Prompt. Each line of the listing that contains the word "this" is to be copied.

Data.
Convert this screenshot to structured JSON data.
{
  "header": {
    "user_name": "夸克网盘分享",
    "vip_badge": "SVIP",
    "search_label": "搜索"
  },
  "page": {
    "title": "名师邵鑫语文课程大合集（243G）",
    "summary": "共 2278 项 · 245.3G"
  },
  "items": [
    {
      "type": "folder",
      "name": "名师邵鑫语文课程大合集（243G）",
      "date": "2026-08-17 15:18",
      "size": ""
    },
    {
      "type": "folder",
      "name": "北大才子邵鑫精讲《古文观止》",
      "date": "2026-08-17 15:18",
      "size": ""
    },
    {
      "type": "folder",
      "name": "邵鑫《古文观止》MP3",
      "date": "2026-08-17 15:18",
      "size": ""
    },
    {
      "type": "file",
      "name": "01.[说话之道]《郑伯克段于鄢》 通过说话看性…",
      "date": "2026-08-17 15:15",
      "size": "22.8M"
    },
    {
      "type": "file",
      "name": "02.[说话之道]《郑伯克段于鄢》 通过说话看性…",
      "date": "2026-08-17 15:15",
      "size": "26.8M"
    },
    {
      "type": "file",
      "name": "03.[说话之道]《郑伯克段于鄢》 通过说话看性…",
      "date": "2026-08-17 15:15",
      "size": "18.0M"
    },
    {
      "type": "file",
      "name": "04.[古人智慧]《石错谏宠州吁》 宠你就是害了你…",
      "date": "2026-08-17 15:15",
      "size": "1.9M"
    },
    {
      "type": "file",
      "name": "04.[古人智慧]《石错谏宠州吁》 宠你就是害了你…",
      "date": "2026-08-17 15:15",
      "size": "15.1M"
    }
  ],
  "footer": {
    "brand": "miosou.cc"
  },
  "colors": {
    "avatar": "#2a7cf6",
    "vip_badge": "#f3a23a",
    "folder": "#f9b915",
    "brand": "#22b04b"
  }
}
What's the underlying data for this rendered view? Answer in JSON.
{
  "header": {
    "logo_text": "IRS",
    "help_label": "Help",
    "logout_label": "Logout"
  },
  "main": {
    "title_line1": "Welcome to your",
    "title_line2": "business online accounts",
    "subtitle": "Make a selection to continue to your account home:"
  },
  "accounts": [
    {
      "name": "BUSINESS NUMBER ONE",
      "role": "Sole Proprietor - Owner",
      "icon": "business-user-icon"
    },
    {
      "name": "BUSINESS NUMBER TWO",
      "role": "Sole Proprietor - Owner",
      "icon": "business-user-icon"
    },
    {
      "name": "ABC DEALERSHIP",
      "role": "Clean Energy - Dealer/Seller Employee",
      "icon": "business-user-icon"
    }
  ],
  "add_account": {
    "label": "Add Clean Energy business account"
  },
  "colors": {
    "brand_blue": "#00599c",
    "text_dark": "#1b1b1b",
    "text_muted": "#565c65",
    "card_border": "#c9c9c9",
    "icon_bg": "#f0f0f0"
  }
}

Response to the exercise.
Convert this screenshot to structured JSON data.
What's the underlying data for this rendered view? Answer in JSON.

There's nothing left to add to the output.